| TASK TO CARRY OUT |
Search the entries below for the string "sind" and copy the lines that hold it.

| Text content records for pages |

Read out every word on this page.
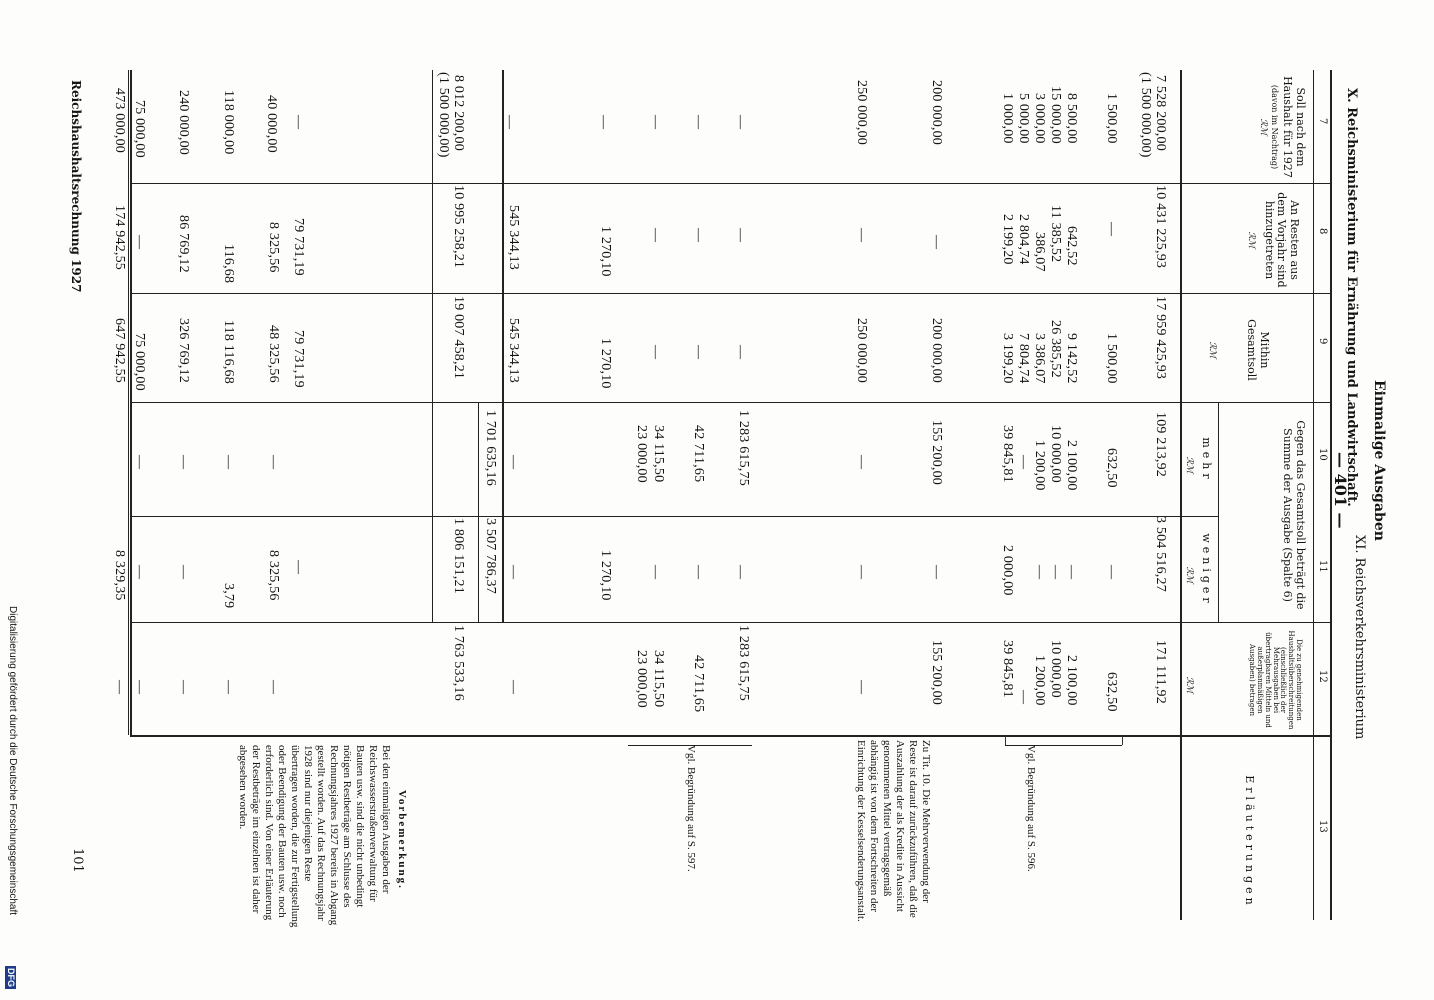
Einmalige Ausgaben
XI. Reichsverkehrsministerium
X. Reichsministerium für Ernährung und Landwirtschaft.
— 401 —
7
8
9
10
11
12
13
Soll nach dem Haushalt für 1927
(davon im Nachtrag)
ℛℳ
An Resten aus dem Vorjahr sind hinzugetreten
ℛℳ
Mithin Gesamtsoll
ℛℳ
Gegen das Gesamtsoll beträgt die Summe der Ausgabe (Spalte 6)
mehr
ℛℳ
weniger
ℛℳ
Die zu genehmigenden Haushaltsüberschreitungen (einschließlich der Mehrausgaben bei übertragbaren Mitteln und außerplanmäßigen Ausgaben) betragen
ℛℳ
Erläuterungen
7 528 200,00
(1 500 000,00)
1 500,00
8 500,00
15 000,00
3 000,00
5 000,00
1 000,00
200 000,00
250 000,00
—
—
—
—
—
8 012 200,00
(1 500 000,00)
—
40 000,00
118 000,00
240 000,00
75 000,00
473 000,00
10 431 225,93
—
642,52
11 385,52
386,07
2 804,74
2 199,20
—
—
—
—
—
1 270,10
545 344,13
10 995 258,21
79 731,19
8 325,56
116,68
86 769,12
—
174 942,55
17 959 425,93
1 500,00
9 142,52
26 385,52
3 386,07
7 804,74
3 199,20
200 000,00
250 000,00
—
—
—
1 270,10
545 344,13
19 007 458,21
79 731,19
48 325,56
118 116,68
326 769,12
75 000,00
647 942,55
109 213,92
632,50
2 100,00
10 000,00
1 200,00
—
39 845,81
155 200,00
—
1 283 615,75
42 711,65
34 115,50
23 000,00
—
1 701 635,16
—
—
—
—
3 504 516,27
—
—
—
—
2 000,00
—
—
—
—
—
1 270,10
—
3 507 786,37
1 806 151,21
—
8 325,56
3,79
—
—
8 329,35
171 111,92
632,50
2 100,00
10 000,00
1 200,00
—
39 845,81
155 200,00
—
1 283 615,75
42 711,65
34 115,50
23 000,00
—
1 763 533,16
—
—
—
—
—
Vgl. Begründung auf S. 596.
Vgl. Begründung auf S. 597.	Zu Tit. 10. Die Mehrverwendung der Reste ist darauf zurückzuführen, daß die Auszahlung der als Kredite in Aussicht genommenen Mittel vertragsgemäß abhängig ist von dem Fortschreiten der Einrichtung der Kesselsenderungsanstalt.
Vorbemerkung.
Bei den einmaligen Ausgaben der Reichswasserstraßenverwaltung für Bauten usw. sind die nicht unbedingt nötigen Restbeträge am Schlusse des Rechnungsjahres 1927 bereits in Abgang gestellt worden. Auf das Rechnungsjahr 1928 sind nur diejenigen Reste übertragen worden, die zur Fertigstellung oder Beendigung der Bauten usw. noch erforderlich sind. Von einer Erläuterung der Restbeträge im einzelnen ist daher abgesehen worden.
101
Reichshaushaltsrechnung 1927
Digitalisierung gefördert durch die Deutsche Forschungsgemeinschaft
DFG
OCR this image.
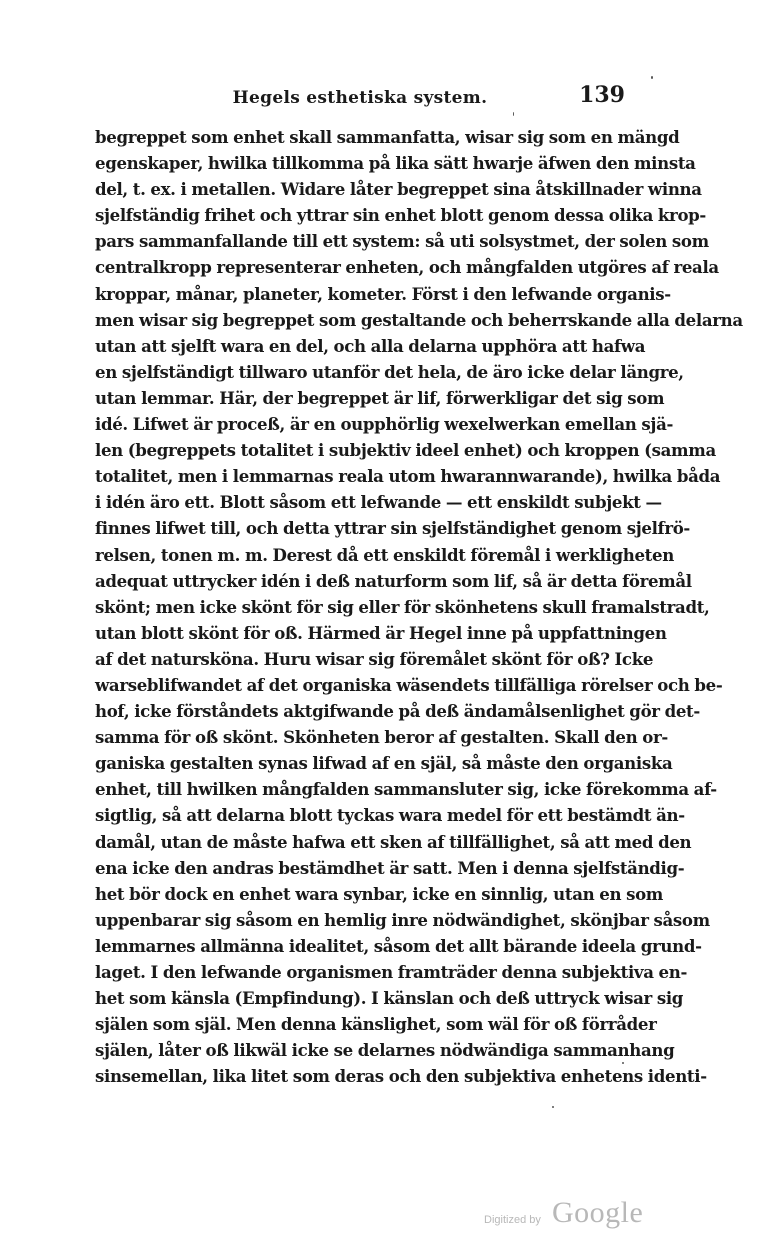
Hegels esthetiska system.	139
begreppet som enhet skall sammanfatta, wisar sig som en mängd
egenskaper, hwilka tillkomma på lika sätt hwarje äfwen den minsta
del, t. ex. i metallen. Widare låter begreppet sina åtskillnader winna
sjelfständig frihet och yttrar sin enhet blott genom dessa olika krop-
pars sammanfallande till ett system: så uti solsystmet, der solen som
centralkropp representerar enheten, och mångfalden utgöres af reala
kroppar, månar, planeter, kometer. Först i den lefwande organis-
men wisar sig begreppet som gestaltande och beherrskande alla delarna
utan att sjelft wara en del, och alla delarna upphöra att hafwa
en sjelfständigt tillwaro utanför det hela, de äro icke delar längre,
utan lemmar. Här, der begreppet är lif, förwerkligar det sig som
idé. Lifwet är proceß, är en oupphörlig wexelwerkan emellan sjä-
len (begreppets totalitet i subjektiv ideel enhet) och kroppen (samma
totalitet, men i lemmarnas reala utom hwarannwarande), hwilka båda
i idén äro ett. Blott såsom ett lefwande — ett enskildt subjekt —
finnes lifwet till, och detta yttrar sin sjelfständighet genom sjelfrö-
relsen, tonen m. m. Derest då ett enskildt föremål i werkligheten
adequat uttrycker idén i deß naturform som lif, så är detta föremål
skönt; men icke skönt för sig eller för skönhetens skull framalstradt,
utan blott skönt för oß. Härmed är Hegel inne på uppfattningen
af det natursköna. Huru wisar sig föremålet skönt för oß? Icke
warseblifwandet af det organiska wäsendets tillfälliga rörelser och be-
hof, icke förståndets aktgifwande på deß ändamålsenlighet gör det-
samma för oß skönt. Skönheten beror af gestalten. Skall den or-
ganiska gestalten synas lifwad af en själ, så måste den organiska
enhet, till hwilken mångfalden sammansluter sig, icke förekomma af-
sigtlig, så att delarna blott tyckas wara medel för ett bestämdt än-
damål, utan de måste hafwa ett sken af tillfällighet, så att med den
ena icke den andras bestämdhet är satt. Men i denna sjelfständig-
het bör dock en enhet wara synbar, icke en sinnlig, utan en som
uppenbarar sig såsom en hemlig inre nödwändighet, skönjbar såsom
lemmarnes allmänna idealitet, såsom det allt bärande ideela grund-
laget. I den lefwande organismen framträder denna subjektiva en-
het som känsla (Empfindung). I känslan och deß uttryck wisar sig
själen som själ. Men denna känslighet, som wäl för oß förråder
själen, låter oß likwäl icke se delarnes nödwändiga sammanhang
sinsemellan, lika litet som deras och den subjektiva enhetens identi-
Digitized by Google
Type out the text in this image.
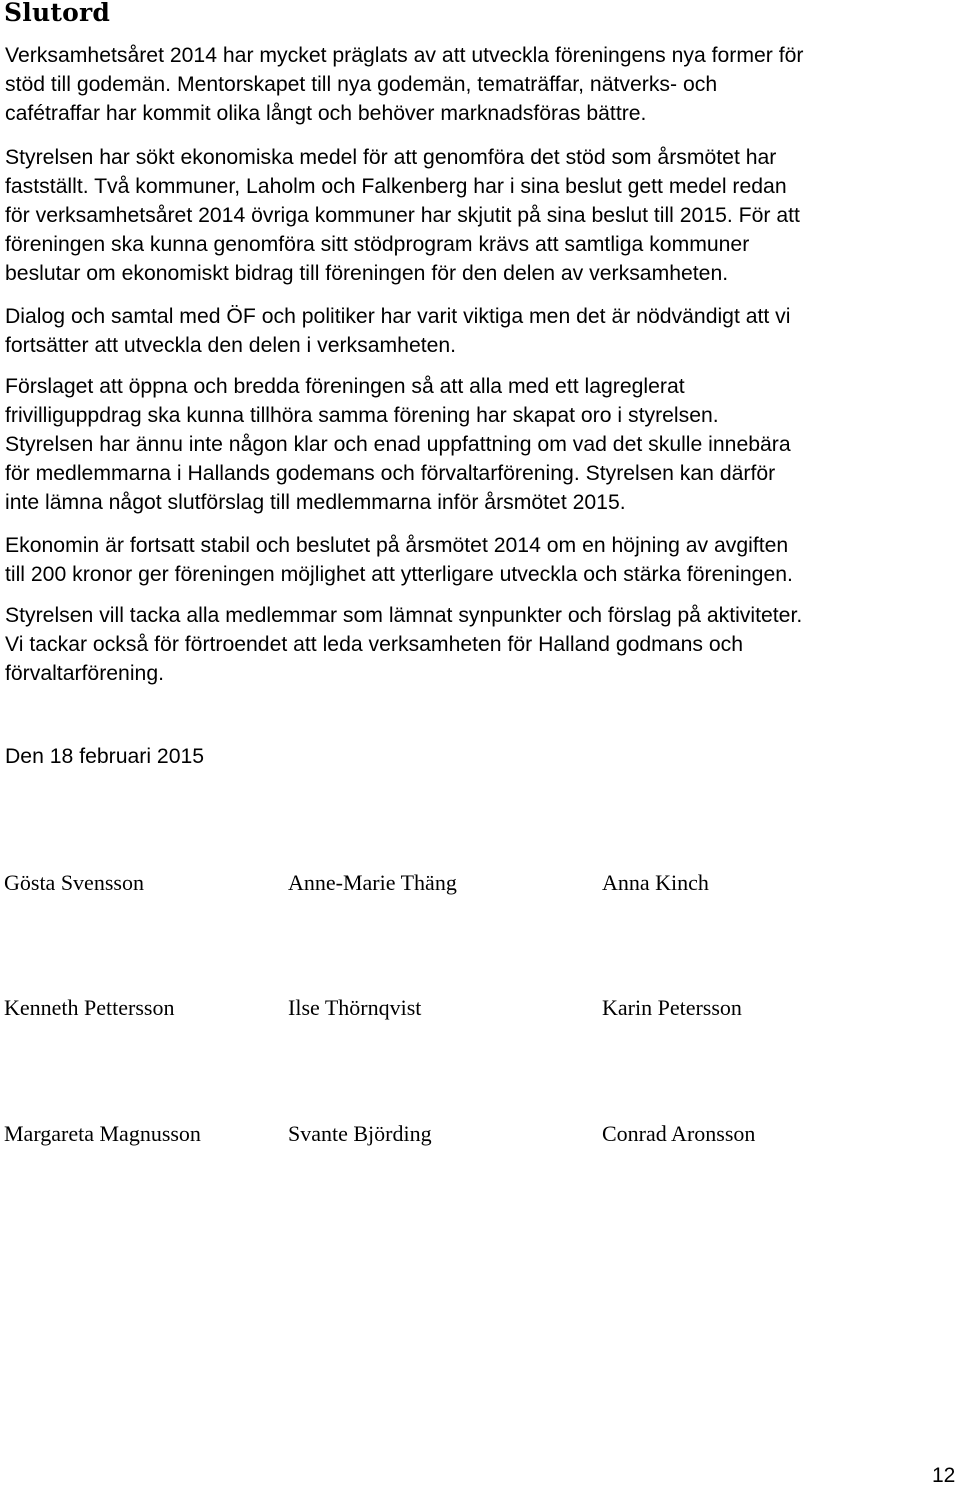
Slutord

Verksamhetsåret 2014 har mycket präglats av att utveckla föreningens nya former för
stöd till godemän. Mentorskapet till nya godemän, tematräffar, nätverks- och
cafétraffar har kommit olika långt och behöver marknadsföras bättre.

Styrelsen har sökt ekonomiska medel för att genomföra det stöd som årsmötet har
fastställt. Två kommuner, Laholm och Falkenberg har i sina beslut gett medel redan
för verksamhetsåret 2014 övriga kommuner har skjutit på sina beslut till 2015. För att
föreningen ska kunna genomföra sitt stödprogram krävs att samtliga kommuner
beslutar om ekonomiskt bidrag till föreningen för den delen av verksamheten.

Dialog och samtal med ÖF och politiker har varit viktiga men det är nödvändigt att vi
fortsätter att utveckla den delen i verksamheten.

Förslaget att öppna och bredda föreningen så att alla med ett lagreglerat
frivilliguppdrag ska kunna tillhöra samma förening har skapat oro i styrelsen.
Styrelsen har ännu inte någon klar och enad uppfattning om vad det skulle innebära
för medlemmarna i Hallands godemans och förvaltarförening. Styrelsen kan därför
inte lämna något slutförslag till medlemmarna inför årsmötet 2015.

Ekonomin är fortsatt stabil och beslutet på årsmötet 2014 om en höjning av avgiften
till 200 kronor ger föreningen möjlighet att ytterligare utveckla och stärka föreningen.

Styrelsen vill tacka alla medlemmar som lämnat synpunkter och förslag på aktiviteter.
Vi tackar också för förtroendet att leda verksamheten för Halland godmans och
förvaltarförening.

Den 18 februari 2015

Gösta Svensson	Anne-Marie Thäng	Anna Kinch
Kenneth Pettersson	Ilse Thörnqvist	Karin Petersson
Margareta Magnusson	Svante Björding	Conrad Aronsson
12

| ANSWER |
An Resten aus dem Vorjahr sind hinzugetreten
Bei den einmaligen Ausgaben der Reichswasserstraßenverwaltung für Bauten usw. sind die nicht unbedingt nötigen Restbeträge am Schlusse des Rechnungsjahres 1927 bereits in Abgang gestellt worden. Auf das Rechnungsjahr 1928 sind nur diejenigen Reste übertragen worden, die zur Fertigstellung oder Beendigung der Bauten usw. noch erforderlich sind. Von einer Erläuterung der Restbeträge im einzelnen ist daher abgesehen worden.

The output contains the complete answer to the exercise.